• _Written exercise_: Reproduce every line of the listing as written, apart from the pictures.

• _Supplied entries_:
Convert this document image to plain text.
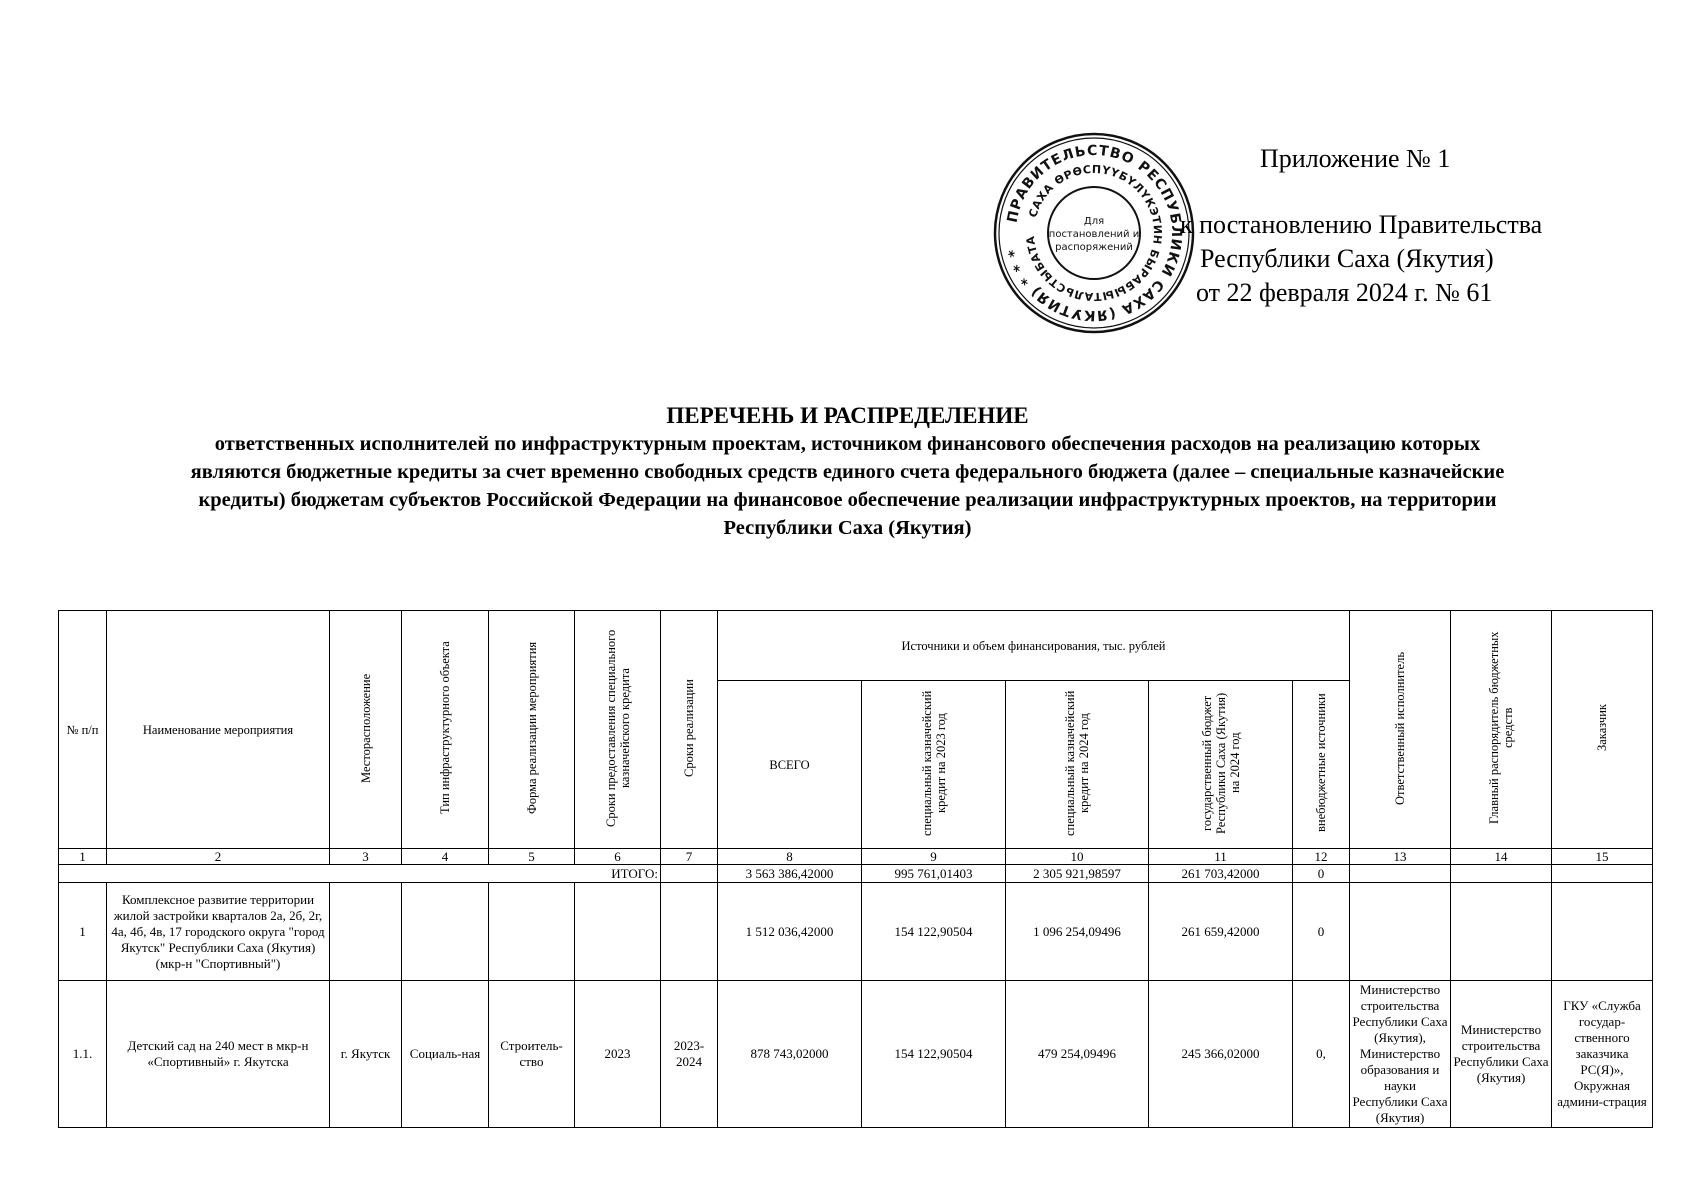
ПРАВИТЕЛЬСТВО РЕСПУБЛИКИ САХА (ЯКУТИЯ) * * *
САХА ӨРӨСПҮҮБҮЛҮКЭТИН БЫРАБЫЫТАЛЬСТЫБАТА
Для
постановлений и
распоряжений
Приложение № 1
к постановлению Правительства
Республики Саха (Якутия)
от 22 февраля 2024 г. № 61
ПЕРЕЧЕНЬ И РАСПРЕДЕЛЕНИЕ
ответственных исполнителей по инфраструктурным проектам, источником финансового обеспечения расходов на реализацию которых
являются бюджетные кредиты за счет временно свободных средств единого счета федерального бюджета (далее – специальные казначейские
кредиты) бюджетам субъектов Российской Федерации на финансовое обеспечение реализации инфраструктурных проектов, на территории
Республики Саха (Якутия)
№ п/п	Наименование мероприятия	Месторасположение	Тип инфраструктурного объекта	Форма реализации мероприятия	Сроки предоставления специального казначейского кредита	Сроки реализации	Источники и объем финансирования, тыс. рублей					Ответственный исполнитель	Главный распорядитель бюджетных средств	Заказчик
							ВСЕГО	специальный казначейский кредит на 2023 год	специальный казначейский кредит на 2024 год	государственный бюджет Республики Саха (Якутия) на 2024 год	внебюджетные источники			
1	2	3	4	5	6	7	8	9	10	11	12	13	14	15
ИТОГО:							3 563 386,42000	995 761,01403	2 305 921,98597	261 703,42000	0			
1	Комплексное развитие территории жилой застройки кварталов 2а, 2б, 2г, 4а, 4б, 4в, 17 городского округа "город Якутск" Республики Саха (Якутия) (мкр-н "Спортивный")						1 512 036,42000	154 122,90504	1 096 254,09496	261 659,42000	0			
1.1.	Детский сад на 240 мест в мкр-н «Спортивный» г. Якутска	г. Якутск	Социаль-ная	Строитель-ство	2023	2023-2024	878 743,02000	154 122,90504	479 254,09496	245 366,02000	0,	Министерство строительства Республики Саха (Якутия), Министерство образования и науки Республики Саха (Якутия)	Министерство строительства Республики Саха (Якутия)	ГКУ «Служба государ-ственного заказчика РС(Я)», Окружная админи-страция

• _Right answer_:
Convert this document image to plain text.
ПРАВИТЕЛЬСТВО РЕСПУБЛИКИ САХА (ЯКУТИЯ) * * *
САХА ӨРӨСПҮҮБҮЛҮКЭТИН БЫРАБЫЫТАЛЬСТЫБАТА
Для
постановлений и
распоряжений
Приложение № 1
к постановлению Правительства
Республики Саха (Якутия)
от 22 февраля 2024 г. № 61
ПЕРЕЧЕНЬ И РАСПРЕДЕЛЕНИЕ
ответственных исполнителей по инфраструктурным проектам, источником финансового обеспечения расходов на реализацию которых
являются бюджетные кредиты за счет временно свободных средств единого счета федерального бюджета (далее – специальные казначейские
кредиты) бюджетам субъектов Российской Федерации на финансовое обеспечение реализации инфраструктурных проектов, на территории
Республики Саха (Якутия)
№ п/п	Наименование мероприятия	Месторасположение	Тип инфраструктурного объекта	Форма реализации мероприятия	Сроки предоставления специального казначейского кредита	Сроки реализации	Источники и объем финансирования, тыс. рублей					Ответственный исполнитель	Главный распорядитель бюджетных средств	Заказчик
							ВСЕГО	специальный казначейский кредит на 2023 год	специальный казначейский кредит на 2024 год	государственный бюджет Республики Саха (Якутия) на 2024 год	внебюджетные источники			
1	2	3	4	5	6	7	8	9	10	11	12	13	14	15
ИТОГО:							3 563 386,42000	995 761,01403	2 305 921,98597	261 703,42000	0			
1	Комплексное развитие территории жилой застройки кварталов 2а, 2б, 2г, 4а, 4б, 4в, 17 городского округа "город Якутск" Республики Саха (Якутия) (мкр-н "Спортивный")						1 512 036,42000	154 122,90504	1 096 254,09496	261 659,42000	0			
1.1.	Детский сад на 240 мест в мкр-н «Спортивный» г. Якутска	г. Якутск	Социаль-ная	Строитель-ство	2023	2023-2024	878 743,02000	154 122,90504	479 254,09496	245 366,02000	0,	Министерство строительства Республики Саха (Якутия), Министерство образования и науки Республики Саха (Якутия)	Министерство строительства Республики Саха (Якутия)	ГКУ «Служба государ-ственного заказчика РС(Я)», Окружная админи-страция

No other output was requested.